Task list:
[1] Write out the part of the stimulus preparation text starting at "Target files were" and ending at "sentence stimuli overall.".
[2] In the stimulus preparation text, how many syllables per second was the slow speaking rate given to each stimulus sentence?
[3] Give what follows the last sentence of the stimulus preparation text.

Document:
In order to ensure any masking effects are not due to f0 differences, the f0 of all utterances was also adjusted to a neutral value of 200 Hz using the overlap-add feature of Praat [48]. This value was chosen because it falls equidistant between the high f0 and low f0 values chosen for Experiment 1, it is relatively close to the average f0 for the three female speakers’ natural productions (210 Hz), and it was perceived as a natural f0 value for female speech by three phoneticians.
Target files were once again individually manipulated for f0 and speaking rate in the same way as the masker babble files. Each stimulus sentence was created with a fast speaking rate of 6 syllables per second and a slow speaking rate of 3 syllables per second. All stimuli were also manipulated to a neutral f0 value of 200 Hz. Since target speaking rate was a between-subjects variable, all stimulus sentences were created with both a fast and slow speaking rate value so that half of the participants would hear the 100 target stimuli with a fast speaking rate value, and the other half would hear the 100 target stimuli with a slow speaking rate value, thus resulting in 200 target sentence stimuli overall.

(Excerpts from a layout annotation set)
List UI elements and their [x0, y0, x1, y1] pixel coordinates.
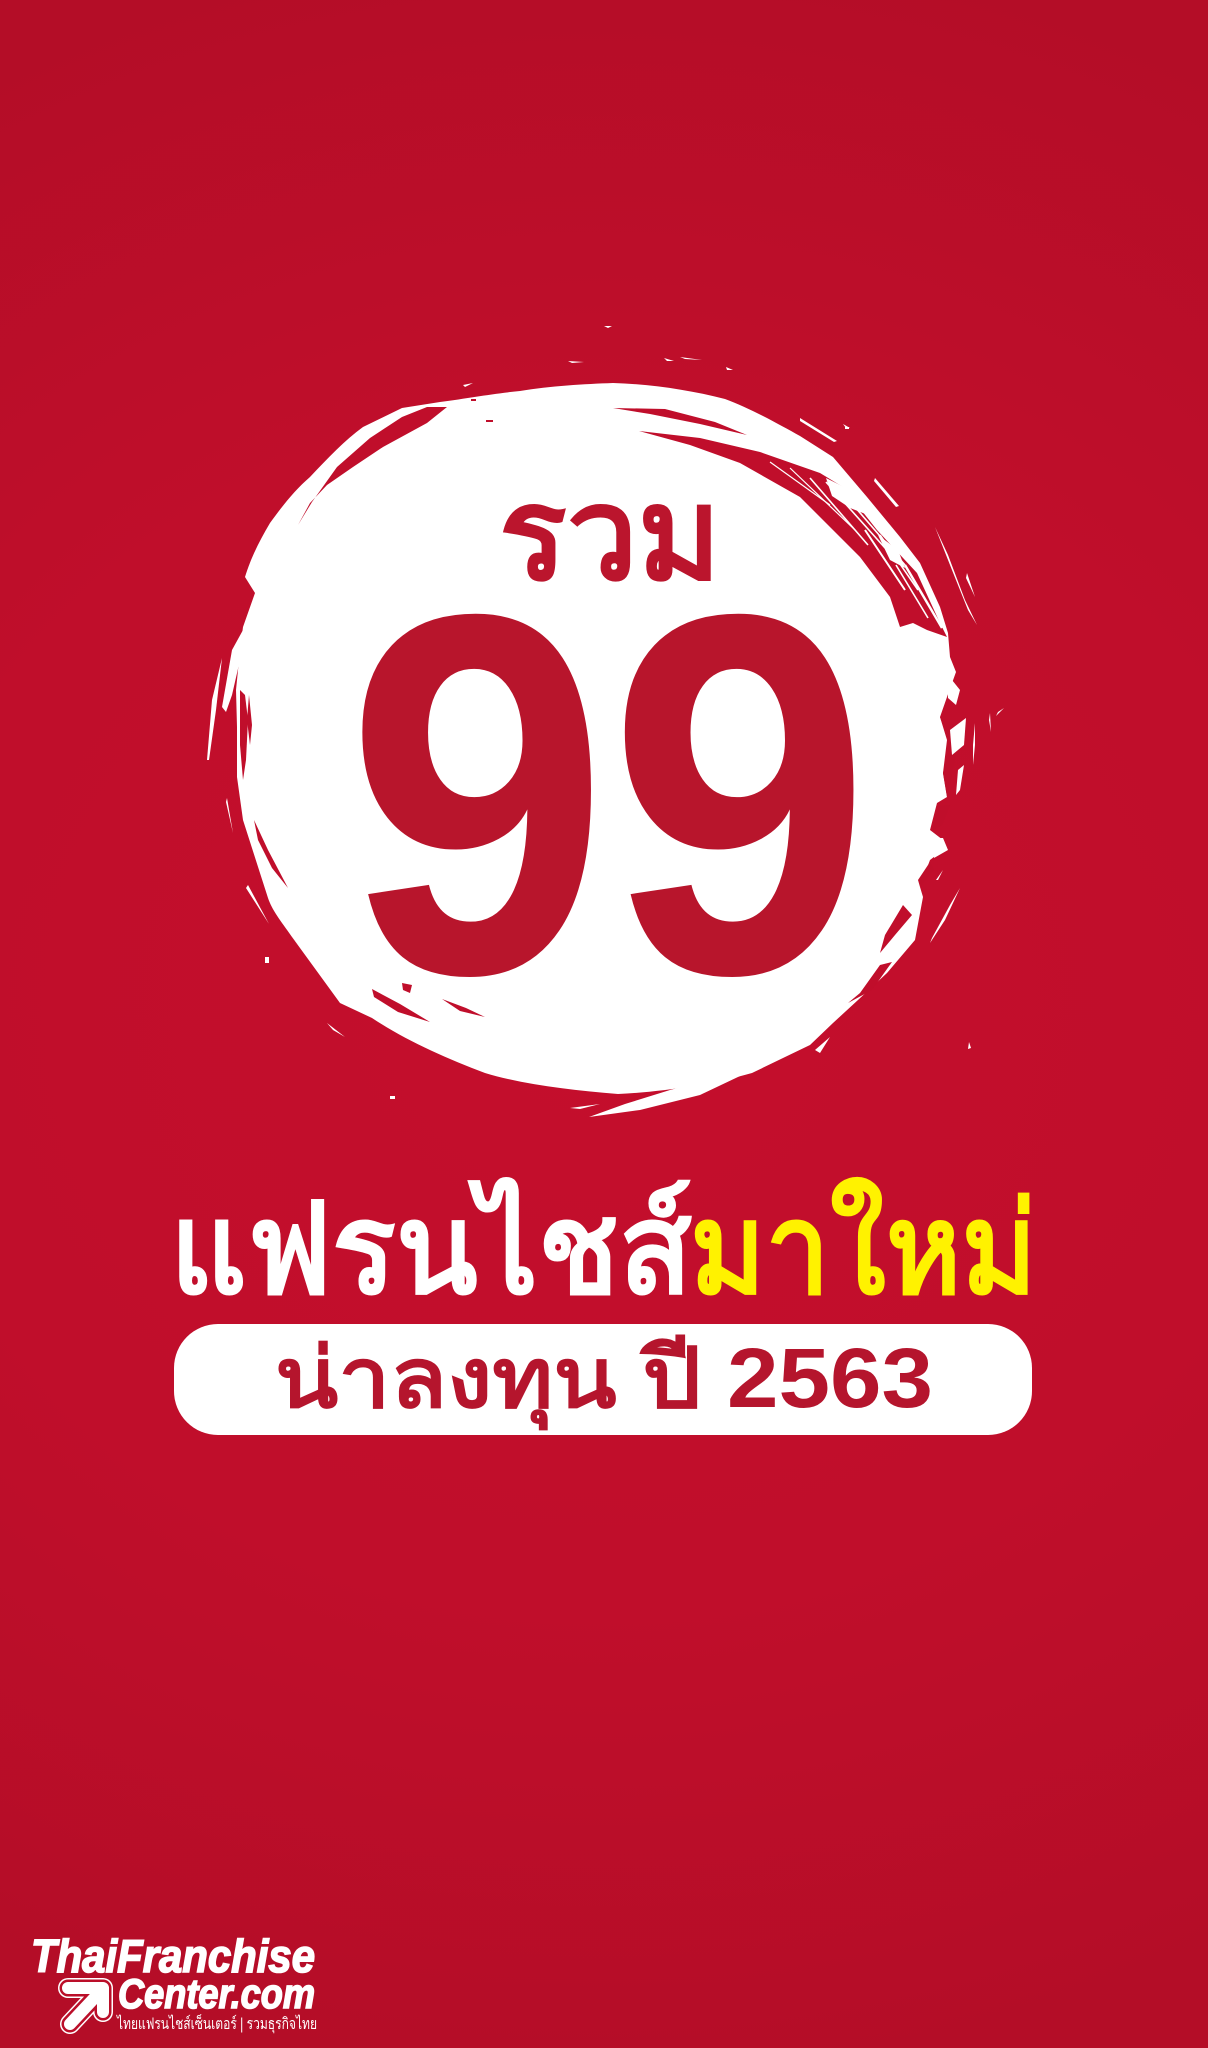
subtitle pill	[174, 1324, 1032, 1435]
subtitle text: น่าลงทุน ปี 2563	[275, 1331, 933, 1431]
brush streaks inside circle	[240, 399, 962, 1022]
brush hatching	[770, 462, 942, 628]
big number 99: 99	[346, 509, 871, 1081]
logo	[31, 1930, 317, 2034]
logo tagline: ไทยแฟรนไชส์เซ็นเตอร์ | รวมธุรกิจไทย	[115, 2013, 317, 2034]
brush flecks outside circle	[207, 326, 1004, 1117]
heading	[170, 1177, 1037, 1320]
logo wordmark line 1: ThaiFranchise	[31, 1930, 315, 1982]
icon: logo arrow	[68, 1988, 103, 2024]
brush circle	[207, 326, 1004, 1117]
heading white part: แฟรนไชส์	[170, 1177, 692, 1320]
logo wordmark line 2: Center.com	[118, 1970, 315, 2017]
label: รวม: รวม	[499, 461, 721, 607]
heading yellow part: มาใหม่	[690, 1177, 1037, 1320]
brush patches	[826, 478, 966, 858]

Expected outputs:
[1]
Target files were once again individually manipulated for f0 and speaking rate in the same way as the masker babble files. Each stimulus sentence was created with a fast speaking rate of 6 syllables per second and a slow speaking rate of 3 syllables per second. All stimuli were also manipulated to a neutral f0 value of 200 Hz. Since target speaking rate was a between-subjects variable, all stimulus sentences were created with both a fast and slow speaking rate value so that half of the participants would hear the 100 target stimuli with a fast speaking rate value, and the other half would hear the 100 target stimuli with a slow speaking rate value, thus resulting in 200 target sentence stimuli overall.

[2] 3 syllables per second.

[3]
All combinations of target and masker speaking rate were created so that there were 50 stimuli with a fast speaking rate target and fast speaking rate masker, 50 stimuli with a fast speaking rate target and slow speaking rate masker, 50 stimuli with a slow speaking rate target and a slow speaking rate masker, and 50 stimuli with a slow speaking rate target and a fast speaking rate masker.
Of the 200 stimuli (160 with an SNR of +1 dB and 40 with an SNR of +15 dB), each participant would hear 100, so that each participant only heard the target as always fast speaking rate or always slow speaking rate within both fast and slow two-talker masker babble. The first 20 stimuli that each participant heard were those with an SNR of +15 dB, and the subsequent 80 stimuli were those with an SNR of +1 dB. The order of presentation of stimuli within the familiarization phase and the experimental phase was randomized across participants.

3.3. Procedure

The procedures for Experiment 2 replicated those for Experiment 1.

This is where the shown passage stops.